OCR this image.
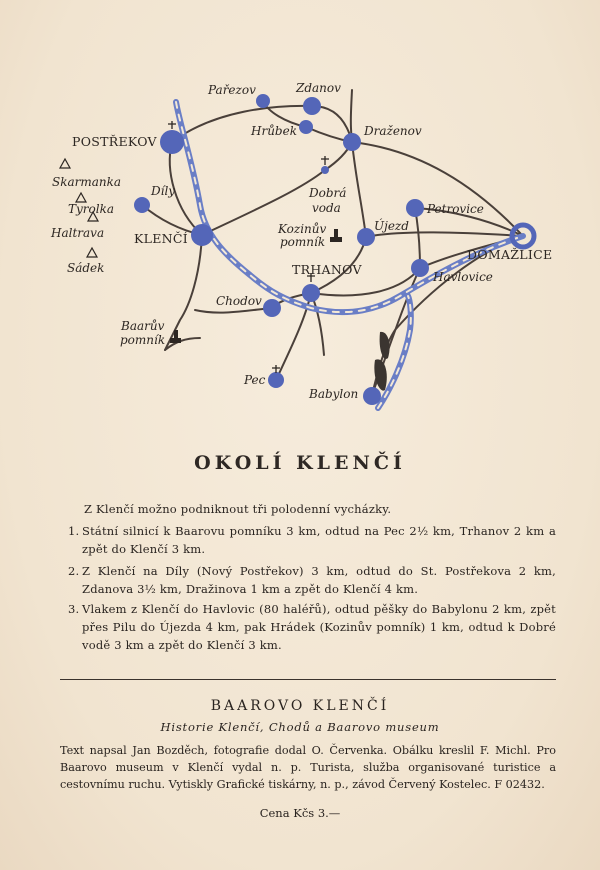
Pařezov	Zdanov
Hrůbek	Draženov
POSTŘEKOV
Skarmanka
Díly
Tyrolka
Haltrava KLENČÍ
Sádek
Dobrá
voda
Kozinův
pomník
Újezd
Petrovice
DOMAŽLICE
TRHANOV	Havlovice
Chodov
Baarův
pomník
Pec
Babylon
OKOLÍ KLENČÍ
Z Klenčí možno podniknout tři polodenní vycházky.
1. Státní silnicí k Baarovu pomníku 3 km, odtud na Pec 2½ km, Trhanov 2 km a zpět do Klenčí 3 km.
2. Z Klenčí na Díly (Nový Postřekov) 3 km, odtud do St. Postřekova 2 km, Zdanova 3½ km, Dražinova 1 km a zpět do Klenčí 4 km.
3. Vlakem z Klenčí do Havlovic (80 haléřů), odtud pěšky do Babylonu 2 km, zpět přes Pilu do Újezda 4 km, pak Hrádek (Kozinův pomník) 1 km, odtud k Dobré vodě 3 km a zpět do Klenčí 3 km.
BAAROVO KLENČÍ
Historie Klenčí, Chodů a Baarovo museum
Text napsal Jan Bozděch, fotografie dodal O. Červenka. Obálku kreslil F. Michl. Pro Baarovo museum v Klenčí vydal n. p. Turista, služba organisované turistice a cestovnímu ruchu. Vytiskly Grafické tiskárny, n. p., závod Červený Kostelec. F 02432.
Cena Kčs 3.—
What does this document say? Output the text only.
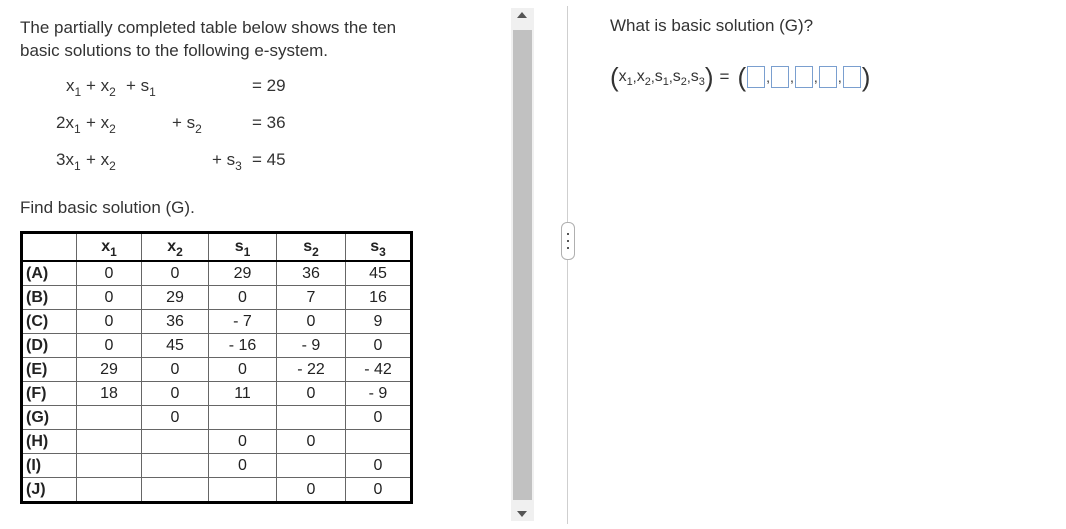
The partially completed table below shows the ten
basic solutions to the following e-system.

$x_1 + x_2 + s_1$	= 29
$2x_1 + x_2$	+ $s_2$	= 36
$3x_1 + x_2$	+ $s_3 = 45$
Find basic solution (G).
	$x_1$	$x_2$	$s_1$	$s_2$	$s_3$
(A)	0	0	29	36	45
(B)	0	29	0	7	16
(C)	0	36	- 7	0	9
(D)	0	45	- 16	- 9	0
(E)	29	0	0	- 22	- 42
(F)	18	0	11	0	- 9
(G)		0			0
(H)			0	0	
(I)			0		0
(J)				0	0
What is basic solution (G)?
( $x_1$ , $x_2$ , $s_1$ , $s_2$ , $s_3$ ) = ( , , , , )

◆ **What to work on**
Repeat the listing verbatim. Skip the pictures.

◆ **Solved problem**
OCR this image.
Pařezov	Zdanov
Hrůbek	Draženov
POSTŘEKOV
Skarmanka
Díly
Tyrolka
Haltrava KLENČÍ
Sádek
Dobrá
voda
Kozinův
pomník
Újezd
Petrovice
DOMAŽLICE
TRHANOV	Havlovice
Chodov
Baarův
pomník
Pec
Babylon
OKOLÍ KLENČÍ
Z Klenčí možno podniknout tři polodenní vycházky.
1. Státní silnicí k Baarovu pomníku 3 km, odtud na Pec 2½ km, Trhanov 2 km a zpět do Klenčí 3 km.
2. Z Klenčí na Díly (Nový Postřekov) 3 km, odtud do St. Postřekova 2 km, Zdanova 3½ km, Dražinova 1 km a zpět do Klenčí 4 km.
3. Vlakem z Klenčí do Havlovic (80 haléřů), odtud pěšky do Babylonu 2 km, zpět přes Pilu do Újezda 4 km, pak Hrádek (Kozinův pomník) 1 km, odtud k Dobré vodě 3 km a zpět do Klenčí 3 km.
BAAROVO KLENČÍ
Historie Klenčí, Chodů a Baarovo museum
Text napsal Jan Bozděch, fotografie dodal O. Červenka. Obálku kreslil F. Michl. Pro Baarovo museum v Klenčí vydal n. p. Turista, služba organisované turistice a cestovnímu ruchu. Vytiskly Grafické tiskárny, n. p., závod Červený Kostelec. F 02432.
Cena Kčs 3.—
What does this document say? Output the text only.
The partially completed table below shows the ten
basic solutions to the following e-system.

$x_1 + x_2 + s_1$	= 29
$2x_1 + x_2$	+ $s_2$	= 36
$3x_1 + x_2$	+ $s_3 = 45$
Find basic solution (G).
	$x_1$	$x_2$	$s_1$	$s_2$	$s_3$
(A)	0	0	29	36	45
(B)	0	29	0	7	16
(C)	0	36	- 7	0	9
(D)	0	45	- 16	- 9	0
(E)	29	0	0	- 22	- 42
(F)	18	0	11	0	- 9
(G)		0			0
(H)			0	0	
(I)			0		0
(J)				0	0
What is basic solution (G)?
( $x_1$ , $x_2$ , $s_1$ , $s_2$ , $s_3$ ) = ( , , , , )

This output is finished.